▶ _Lines of data_:
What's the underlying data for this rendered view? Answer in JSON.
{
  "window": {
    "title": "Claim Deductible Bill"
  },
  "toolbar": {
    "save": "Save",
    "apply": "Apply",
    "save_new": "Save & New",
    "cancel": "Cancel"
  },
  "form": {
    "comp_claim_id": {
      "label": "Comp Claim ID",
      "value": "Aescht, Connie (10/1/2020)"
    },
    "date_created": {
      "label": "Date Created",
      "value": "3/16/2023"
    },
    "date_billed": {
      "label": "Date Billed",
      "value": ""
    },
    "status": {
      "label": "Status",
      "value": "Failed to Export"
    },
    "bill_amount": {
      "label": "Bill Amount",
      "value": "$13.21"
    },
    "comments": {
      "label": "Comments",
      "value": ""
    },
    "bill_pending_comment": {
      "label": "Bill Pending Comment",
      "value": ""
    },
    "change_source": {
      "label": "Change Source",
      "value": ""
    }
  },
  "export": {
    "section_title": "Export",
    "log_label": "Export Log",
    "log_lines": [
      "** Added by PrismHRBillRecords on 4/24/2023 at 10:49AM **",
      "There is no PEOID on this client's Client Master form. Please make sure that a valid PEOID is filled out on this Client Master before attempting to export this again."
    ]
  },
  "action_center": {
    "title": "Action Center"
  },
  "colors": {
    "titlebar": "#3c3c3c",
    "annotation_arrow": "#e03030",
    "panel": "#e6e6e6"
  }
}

▶ _GOAL_: Filter the records for lines holding the string "this". Copy each one.

▶ _EXERCISE OUTPUT_:
What's the underlying data for this rendered view? Answer in JSON.
      "There is no PEOID on this client's Client Master form. Please make sure that a valid PEOID is filled out on this Client Master before attempting to export this again."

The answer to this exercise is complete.